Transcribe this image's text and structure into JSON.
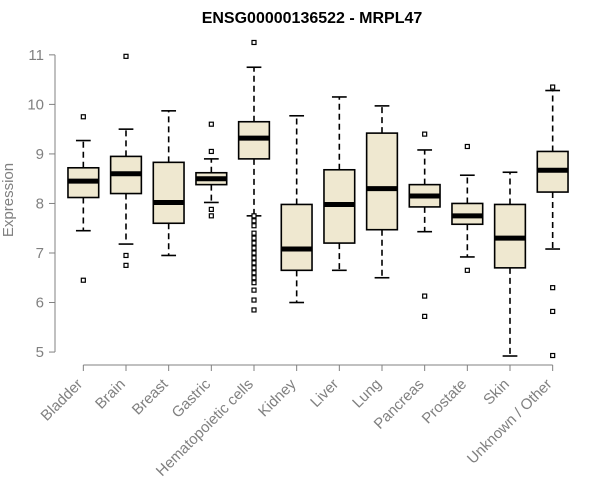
{
  "chart_data": {
    "type": "boxplot",
    "title": "ENSG00000136522 - MRPL47",
    "ylabel": "Expression",
    "xlabel": "",
    "ylim": [
      4.9,
      11.3
    ],
    "yticks": [
      5,
      6,
      7,
      8,
      9,
      10,
      11
    ],
    "grid": false,
    "legend": "none",
    "colors": {
      "box_fill": "#efe8d0",
      "stroke": "#000000",
      "axis": "#808080",
      "label": "#808080"
    },
    "categories": [
      "Bladder",
      "Brain",
      "Breast",
      "Gastric",
      "Hematopoietic cells",
      "Kidney",
      "Liver",
      "Lung",
      "Pancreas",
      "Prostate",
      "Skin",
      "Unknown / Other"
    ],
    "boxes": [
      {
        "category": "Bladder",
        "whisker_low": 7.45,
        "q1": 8.12,
        "median": 8.45,
        "q3": 8.72,
        "whisker_high": 9.27,
        "outliers": [
          6.45,
          9.75
        ]
      },
      {
        "category": "Brain",
        "whisker_low": 7.18,
        "q1": 8.2,
        "median": 8.6,
        "q3": 8.95,
        "whisker_high": 9.5,
        "outliers": [
          6.75,
          6.95,
          10.97
        ]
      },
      {
        "category": "Breast",
        "whisker_low": 6.95,
        "q1": 7.6,
        "median": 8.02,
        "q3": 8.83,
        "whisker_high": 9.87,
        "outliers": []
      },
      {
        "category": "Gastric",
        "whisker_low": 8.02,
        "q1": 8.38,
        "median": 8.5,
        "q3": 8.62,
        "whisker_high": 8.9,
        "outliers": [
          7.75,
          7.88,
          9.05,
          9.6
        ]
      },
      {
        "category": "Hematopoietic cells",
        "whisker_low": 7.75,
        "q1": 8.9,
        "median": 9.32,
        "q3": 9.65,
        "whisker_high": 10.75,
        "outliers": [
          5.85,
          6.05,
          6.25,
          6.4,
          6.5,
          6.6,
          6.7,
          6.8,
          6.9,
          7.0,
          7.1,
          7.2,
          7.3,
          7.4,
          7.55,
          7.65,
          7.75,
          11.25
        ]
      },
      {
        "category": "Kidney",
        "whisker_low": 6.0,
        "q1": 6.65,
        "median": 7.08,
        "q3": 7.98,
        "whisker_high": 9.77,
        "outliers": []
      },
      {
        "category": "Liver",
        "whisker_low": 6.65,
        "q1": 7.2,
        "median": 7.98,
        "q3": 8.68,
        "whisker_high": 10.15,
        "outliers": []
      },
      {
        "category": "Lung",
        "whisker_low": 6.5,
        "q1": 7.47,
        "median": 8.3,
        "q3": 9.42,
        "whisker_high": 9.97,
        "outliers": []
      },
      {
        "category": "Pancreas",
        "whisker_low": 7.43,
        "q1": 7.93,
        "median": 8.15,
        "q3": 8.38,
        "whisker_high": 9.08,
        "outliers": [
          5.72,
          6.13,
          9.4
        ]
      },
      {
        "category": "Prostate",
        "whisker_low": 6.92,
        "q1": 7.58,
        "median": 7.75,
        "q3": 8.0,
        "whisker_high": 8.57,
        "outliers": [
          6.65,
          9.15
        ]
      },
      {
        "category": "Skin",
        "whisker_low": 4.92,
        "q1": 6.7,
        "median": 7.3,
        "q3": 7.98,
        "whisker_high": 8.63,
        "outliers": []
      },
      {
        "category": "Unknown / Other",
        "whisker_low": 7.08,
        "q1": 8.23,
        "median": 8.67,
        "q3": 9.05,
        "whisker_high": 10.28,
        "outliers": [
          4.93,
          5.82,
          6.3,
          10.35
        ]
      }
    ]
  }
}
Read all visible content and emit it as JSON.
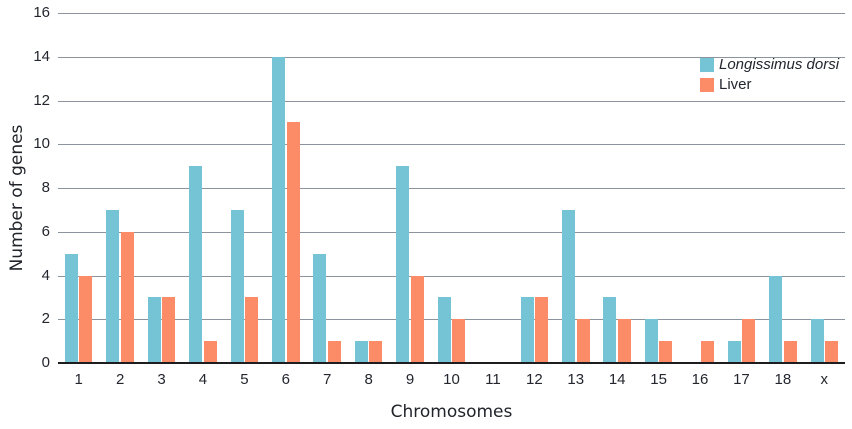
{
  "chart_data": {
    "type": "bar",
    "categories": [
      "1",
      "2",
      "3",
      "4",
      "5",
      "6",
      "7",
      "8",
      "9",
      "10",
      "11",
      "12",
      "13",
      "14",
      "15",
      "16",
      "17",
      "18",
      "x"
    ],
    "series": [
      {
        "name": "Longissimus dorsi",
        "color": "#74c4d6",
        "italic": true,
        "values": [
          5,
          7,
          3,
          9,
          7,
          14,
          5,
          1,
          9,
          3,
          0,
          3,
          7,
          3,
          2,
          0,
          1,
          4,
          2
        ]
      },
      {
        "name": "Liver",
        "color": "#fc8c67",
        "italic": false,
        "values": [
          4,
          6,
          3,
          1,
          3,
          11,
          1,
          1,
          4,
          2,
          0,
          3,
          2,
          2,
          1,
          1,
          2,
          1,
          1
        ]
      }
    ],
    "xlabel": "Chromosomes",
    "ylabel": "Number of genes",
    "ylim": [
      0,
      16
    ],
    "ytick_step": 2,
    "grid": true,
    "legend_position": "top-right",
    "colors": {
      "gridline": "#8b939c",
      "axis_line": "#1d1d1f",
      "text": "#23262e"
    }
  }
}
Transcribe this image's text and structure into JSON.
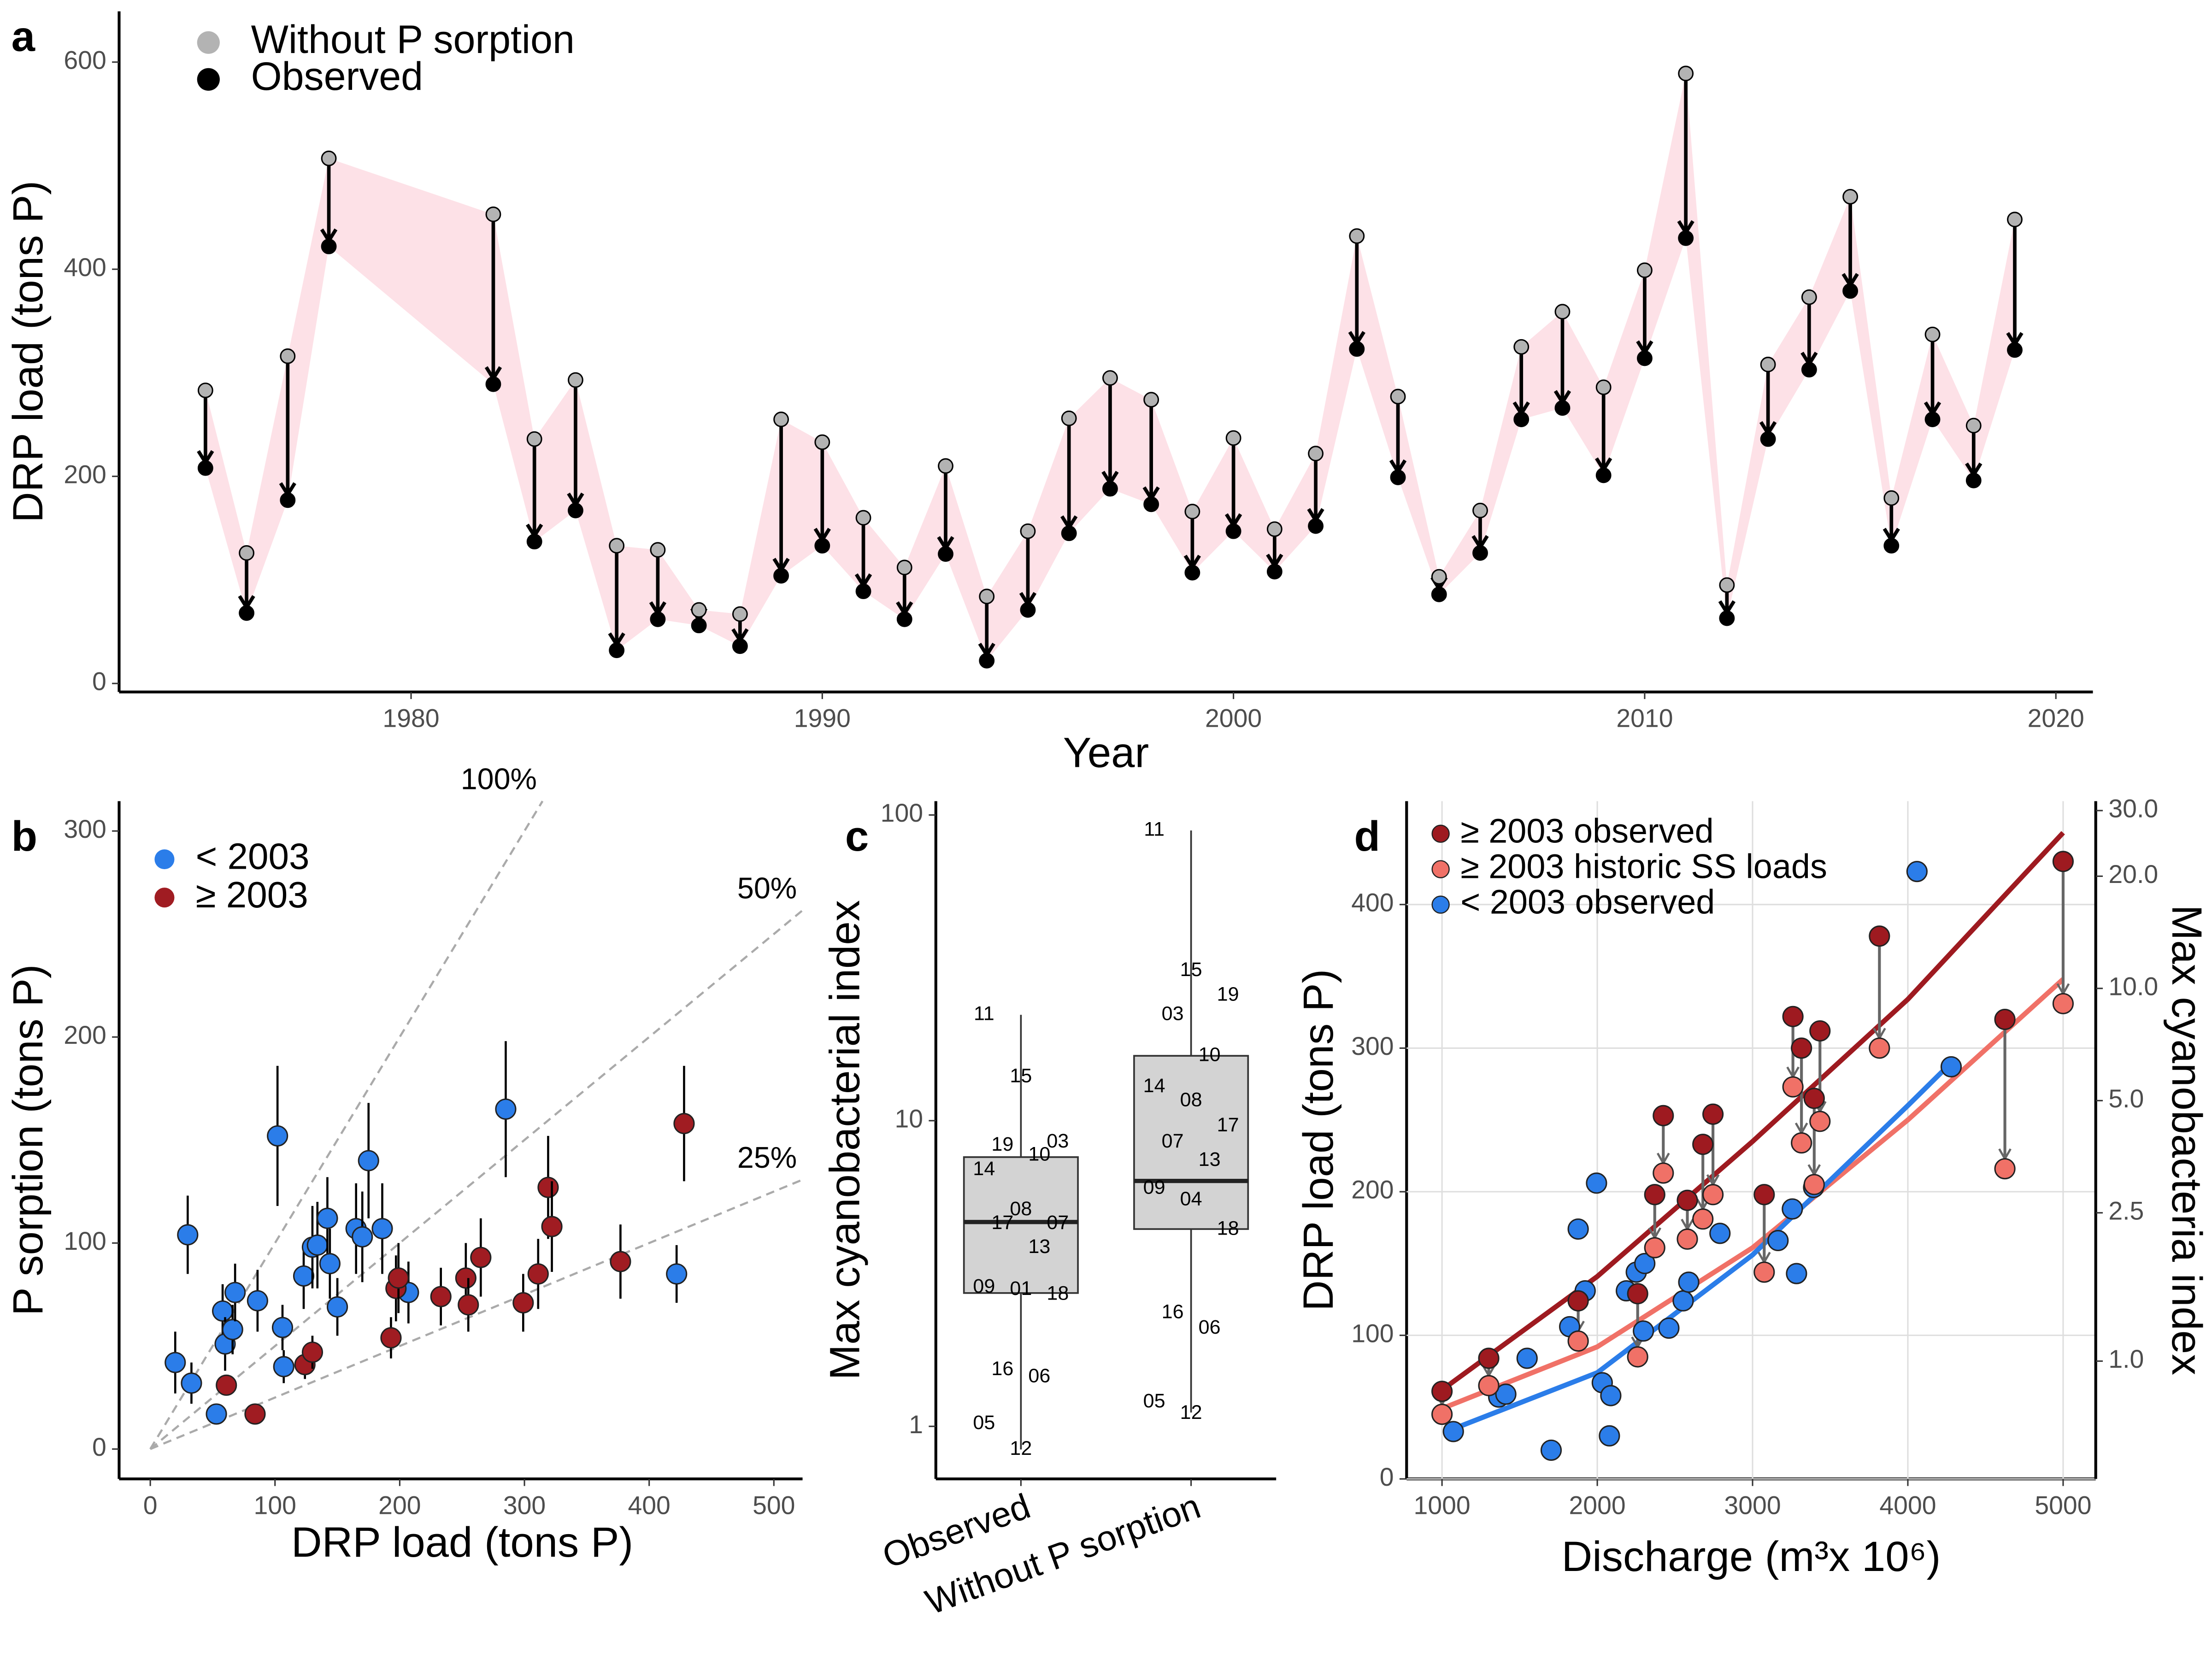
{
  "chart_data": [
    {
      "type": "arrow",
      "title": "a",
      "x_label": "Year",
      "y_label": "DRP load (tons P)",
      "x": [
        1975,
        1976,
        1977,
        1978,
        1982,
        1983,
        1984,
        1985,
        1986,
        1987,
        1988,
        1989,
        1990,
        1991,
        1992,
        1993,
        1994,
        1995,
        1996,
        1997,
        1998,
        1999,
        2000,
        2001,
        2002,
        2003,
        2004,
        2005,
        2006,
        2007,
        2008,
        2009,
        2010,
        2011,
        2012,
        2013,
        2014,
        2015,
        2016,
        2017,
        2018,
        2019
      ],
      "series": [
        {
          "name": "Without P sorption",
          "color": "#b3b3b3",
          "values": [
            283,
            126,
            316,
            507,
            453,
            236,
            293,
            133,
            129,
            71,
            67,
            255,
            233,
            160,
            112,
            210,
            84,
            147,
            256,
            295,
            274,
            166,
            237,
            149,
            222,
            432,
            277,
            103,
            167,
            325,
            359,
            286,
            399,
            589,
            95,
            308,
            373,
            470,
            179,
            337,
            249,
            448
          ]
        },
        {
          "name": "Observed",
          "color": "#000000",
          "values": [
            208,
            68,
            177,
            422,
            289,
            137,
            167,
            32,
            62,
            56,
            36,
            104,
            133,
            89,
            62,
            125,
            22,
            71,
            145,
            188,
            173,
            107,
            147,
            108,
            152,
            323,
            199,
            86,
            126,
            255,
            266,
            201,
            314,
            430,
            63,
            236,
            303,
            379,
            133,
            255,
            196,
            322
          ]
        }
      ],
      "ribbon_color": "#fde1e7",
      "xlim": [
        1972.9,
        2020.9
      ],
      "ylim": [
        -8.2,
        649
      ],
      "xticks": [
        1980,
        1990,
        2000,
        2010,
        2020
      ],
      "yticks": [
        0,
        200,
        400,
        600
      ]
    },
    {
      "type": "scatter",
      "title": "b",
      "x_label": "DRP load (tons P)",
      "y_label": "P sorption (tons P)",
      "series": [
        {
          "name": "< 2003",
          "color": "#2b7de9",
          "x": [
            20,
            30,
            33,
            53,
            58,
            60,
            66,
            68,
            86,
            102,
            106,
            107,
            123,
            130,
            134,
            142,
            144,
            150,
            165,
            170,
            175,
            186,
            207,
            285,
            422
          ],
          "values": [
            42,
            104,
            32,
            17,
            67,
            51,
            58,
            76,
            72,
            152,
            59,
            40,
            84,
            98,
            99,
            112,
            90,
            69,
            107,
            103,
            140,
            107,
            76,
            165,
            85
          ],
          "errors": [
            15,
            19,
            10,
            5,
            13,
            13,
            12,
            14,
            15,
            34,
            11,
            8,
            16,
            20,
            21,
            20,
            17,
            14,
            22,
            22,
            28,
            22,
            15,
            33,
            14
          ]
        },
        {
          "name": "≥ 2003",
          "color": "#a01c22",
          "x": [
            61,
            84,
            124,
            130,
            193,
            197,
            199,
            233,
            253,
            255,
            265,
            299,
            311,
            319,
            322,
            377,
            428
          ],
          "values": [
            31,
            17,
            41,
            47,
            54,
            78,
            83,
            74,
            83,
            70,
            93,
            71,
            85,
            127,
            108,
            91,
            158
          ],
          "errors": [
            5,
            4,
            7,
            8,
            10,
            16,
            17,
            14,
            17,
            13,
            19,
            14,
            17,
            25,
            22,
            18,
            28
          ]
        }
      ],
      "ref_lines": [
        {
          "value": 100,
          "label": "100%"
        },
        {
          "value": 50,
          "label": "50%"
        },
        {
          "value": 25,
          "label": "25%"
        }
      ],
      "ref_color": "#aaaaaa",
      "xlim": [
        -25,
        523
      ],
      "ylim": [
        -14.5,
        314.5
      ],
      "xticks": [
        0,
        100,
        200,
        300,
        400,
        500
      ],
      "yticks": [
        0,
        100,
        200,
        300
      ]
    },
    {
      "type": "box",
      "title": "c",
      "y_label": "Max cyanobacterial index",
      "log_y": true,
      "categories": [
        "Observed",
        "Without P sorption"
      ],
      "box_color": "#d3d3d3",
      "boxes": [
        {
          "min": 0.84,
          "q1": 2.73,
          "median": 4.66,
          "q3": 7.6,
          "max": 22.2,
          "points": [
            {
              "label": "11",
              "value": 22.2
            },
            {
              "label": "15",
              "value": 13.9
            },
            {
              "label": "03",
              "value": 8.5
            },
            {
              "label": "19",
              "value": 8.3
            },
            {
              "label": "10",
              "value": 7.7
            },
            {
              "label": "14",
              "value": 6.9
            },
            {
              "label": "08",
              "value": 5.1
            },
            {
              "label": "07",
              "value": 4.6
            },
            {
              "label": "17",
              "value": 4.6
            },
            {
              "label": "13",
              "value": 3.84
            },
            {
              "label": "09",
              "value": 2.85
            },
            {
              "label": "01",
              "value": 2.8
            },
            {
              "label": "18",
              "value": 2.7
            },
            {
              "label": "16",
              "value": 1.53
            },
            {
              "label": "06",
              "value": 1.45
            },
            {
              "label": "05",
              "value": 1.02
            },
            {
              "label": "12",
              "value": 0.84
            }
          ]
        },
        {
          "min": 1.11,
          "q1": 4.42,
          "median": 6.35,
          "q3": 16.3,
          "max": 89,
          "points": [
            {
              "label": "11",
              "value": 89
            },
            {
              "label": "15",
              "value": 30.9
            },
            {
              "label": "19",
              "value": 25.7
            },
            {
              "label": "03",
              "value": 22.2
            },
            {
              "label": "10",
              "value": 16.3
            },
            {
              "label": "14",
              "value": 12.9
            },
            {
              "label": "08",
              "value": 11.6
            },
            {
              "label": "17",
              "value": 9.6
            },
            {
              "label": "07",
              "value": 8.5
            },
            {
              "label": "13",
              "value": 7.4
            },
            {
              "label": "09",
              "value": 6.0
            },
            {
              "label": "04",
              "value": 5.5
            },
            {
              "label": "18",
              "value": 4.4
            },
            {
              "label": "16",
              "value": 2.35
            },
            {
              "label": "06",
              "value": 2.09
            },
            {
              "label": "05",
              "value": 1.2
            },
            {
              "label": "12",
              "value": 1.1
            }
          ]
        }
      ],
      "ylim": [
        0.673,
        111
      ],
      "yticks": [
        1,
        10,
        100
      ]
    },
    {
      "type": "scatter-fit",
      "title": "d",
      "x_label": "Discharge (m³x 10⁶)",
      "y_label": "DRP load (tons P)",
      "y2_label": "Max cyanobacteria index",
      "series": [
        {
          "name": "≥ 2003 observed",
          "color": "#9e1a20",
          "x": [
            1000,
            1301,
            1877,
            2260,
            2370,
            2425,
            2580,
            2680,
            2745,
            3075,
            3260,
            3315,
            3397,
            3434,
            3817,
            4625,
            5000
          ],
          "values": [
            61,
            84,
            124,
            129,
            198,
            253,
            194,
            233,
            254,
            198,
            322,
            300,
            265,
            312,
            378,
            320,
            430
          ],
          "fit_x": [
            1000,
            2000,
            3000,
            4000,
            5000
          ],
          "fit_values": [
            62,
            141,
            235,
            334,
            450
          ]
        },
        {
          "name": "≥ 2003 historic SS loads",
          "color": "#f07167",
          "x": [
            1000,
            1301,
            1877,
            2260,
            2370,
            2425,
            2580,
            2680,
            2745,
            3075,
            3260,
            3315,
            3397,
            3434,
            3817,
            4625,
            5000
          ],
          "values": [
            45,
            65,
            96,
            85,
            161,
            213,
            167,
            181,
            198,
            144,
            273,
            234,
            205,
            249,
            300,
            216,
            331
          ],
          "fit_x": [
            1000,
            2000,
            3000,
            4000,
            5000
          ],
          "fit_values": [
            49,
            92,
            161,
            250,
            348
          ]
        },
        {
          "name": "< 2003 observed",
          "color": "#2b7de9",
          "x": [
            1073,
            1365,
            1411,
            1548,
            1703,
            1822,
            1877,
            1922,
            1995,
            2032,
            2078,
            2087,
            2187,
            2251,
            2297,
            2306,
            2461,
            2553,
            2589,
            2790,
            3164,
            3256,
            3283,
            3393,
            4059,
            4279
          ],
          "values": [
            33,
            57,
            59,
            84,
            20,
            106,
            174,
            131,
            206,
            67,
            30,
            58,
            131,
            144,
            103,
            150,
            105,
            124,
            137,
            171,
            166,
            188,
            143,
            203,
            423,
            287
          ],
          "fit_x": [
            1100,
            2000,
            3000,
            4000,
            4300
          ],
          "fit_values": [
            36,
            74,
            156,
            260,
            292
          ]
        }
      ],
      "arrow_color": "#666666",
      "xlim": [
        772,
        5210
      ],
      "ylim": [
        0,
        472
      ],
      "y2lim": [
        0.483,
        31.8
      ],
      "y2_log": true,
      "grid": true,
      "xticks": [
        1000,
        2000,
        3000,
        4000,
        5000
      ],
      "yticks": [
        0,
        100,
        200,
        300,
        400
      ],
      "y2ticks": [
        {
          "value": 1,
          "label": "1.0"
        },
        {
          "value": 2.5,
          "label": "2.5"
        },
        {
          "value": 5,
          "label": "5.0"
        },
        {
          "value": 10,
          "label": "10.0"
        },
        {
          "value": 20,
          "label": "20.0"
        },
        {
          "value": 30,
          "label": "30.0"
        }
      ]
    }
  ]
}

--- What the task requires ---
Among the lines of the preceding data, which ones hold the word "type"? List them.

--- Solution to the exercise ---
    "type": "boxplot",
    "type": "bar",
      "type": "arrow",
      "type": "scatter",
      "type": "box",
      "type": "scatter-fit",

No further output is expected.